:: REQUIREMENT ::
Read through the entries below and return each line with the word "ProductRegistry".

:: PROVIDED RECORDS ::
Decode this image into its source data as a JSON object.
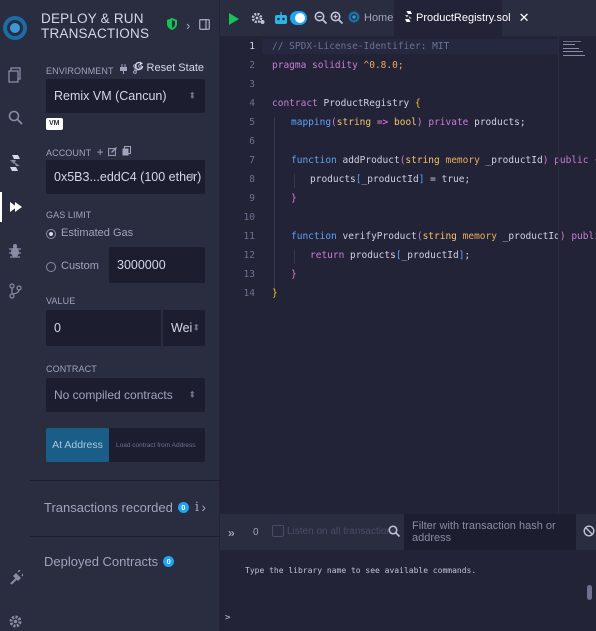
{
  "rail": {
    "items": [
      "logo-icon",
      "file-explorer-icon",
      "search-icon",
      "solidity-compiler-icon",
      "deploy-run-icon",
      "debugger-icon",
      "git-icon"
    ],
    "bottom_items": [
      "plugin-manager-icon",
      "settings-icon"
    ]
  },
  "panel": {
    "title": "DEPLOY & RUN TRANSACTIONS",
    "environment": {
      "label": "ENVIRONMENT",
      "reset_label": "Reset State",
      "value": "Remix VM (Cancun)",
      "badge": "VM"
    },
    "account": {
      "label": "ACCOUNT",
      "value": "0x5B3...eddC4 (100 ether)"
    },
    "gas_limit": {
      "label": "GAS LIMIT",
      "estimated_label": "Estimated Gas",
      "custom_label": "Custom",
      "custom_value": "3000000",
      "selected": "estimated"
    },
    "value": {
      "label": "VALUE",
      "amount": "0",
      "unit": "Wei"
    },
    "contract": {
      "label": "CONTRACT",
      "value": "No compiled contracts"
    },
    "at_address": {
      "button_label": "At Address",
      "placeholder": "Load contract from Address"
    },
    "transactions_recorded": {
      "label": "Transactions recorded",
      "count": "0",
      "info": "i"
    },
    "deployed_contracts": {
      "label": "Deployed Contracts",
      "count": "0"
    }
  },
  "tabs": {
    "home_label": "Home",
    "file_label": "ProductRegistry.sol"
  },
  "editor": {
    "line_numbers": [
      "1",
      "2",
      "3",
      "4",
      "5",
      "6",
      "7",
      "8",
      "9",
      "10",
      "11",
      "12",
      "13",
      "14"
    ],
    "lines": {
      "l1": "// SPDX-License-Identifier: MIT",
      "l2a": "pragma solidity ",
      "l2b": "^0.8.0;",
      "l4a": "contract ",
      "l4b": "ProductRegistry ",
      "l4c": "{",
      "l5a": "mapping",
      "l5b": "(",
      "l5c": "string",
      "l5d": " => ",
      "l5e": "bool",
      "l5f": ")",
      "l5g": " private ",
      "l5h": "products;",
      "l7a": "function ",
      "l7b": "addProduct",
      "l7c": "(",
      "l7d": "string ",
      "l7e": "memory ",
      "l7f": "_productId",
      "l7g": ")",
      "l7h": " public ",
      "l7i": "{",
      "l8a": "products",
      "l8b": "[",
      "l8c": "_productId",
      "l8d": "]",
      "l8e": " = ",
      "l8f": "true;",
      "l9": "}",
      "l11a": "function ",
      "l11b": "verifyProduct",
      "l11c": "(",
      "l11d": "string ",
      "l11e": "memory ",
      "l11f": "_productId",
      "l11g": ")",
      "l11h": " public",
      "l12a": "return ",
      "l12b": "products",
      "l12c": "[",
      "l12d": "_productId",
      "l12e": "]",
      "l12f": ";",
      "l13": "}",
      "l14": "}"
    }
  },
  "terminal": {
    "count": "0",
    "listen_label": "Listen on all transactions",
    "filter_placeholder": "Filter with transaction hash or address",
    "message": "Type the library name to see available commands.",
    "prompt": ">"
  },
  "colors": {
    "accent": "#1ea4f3",
    "run_green": "#15c455",
    "panel_bg": "#2a2c3f",
    "editor_bg": "#222336"
  }
}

:: RESULT ::
    "file_label": "ProductRegistry.sol"
      "l4b": "ProductRegistry ",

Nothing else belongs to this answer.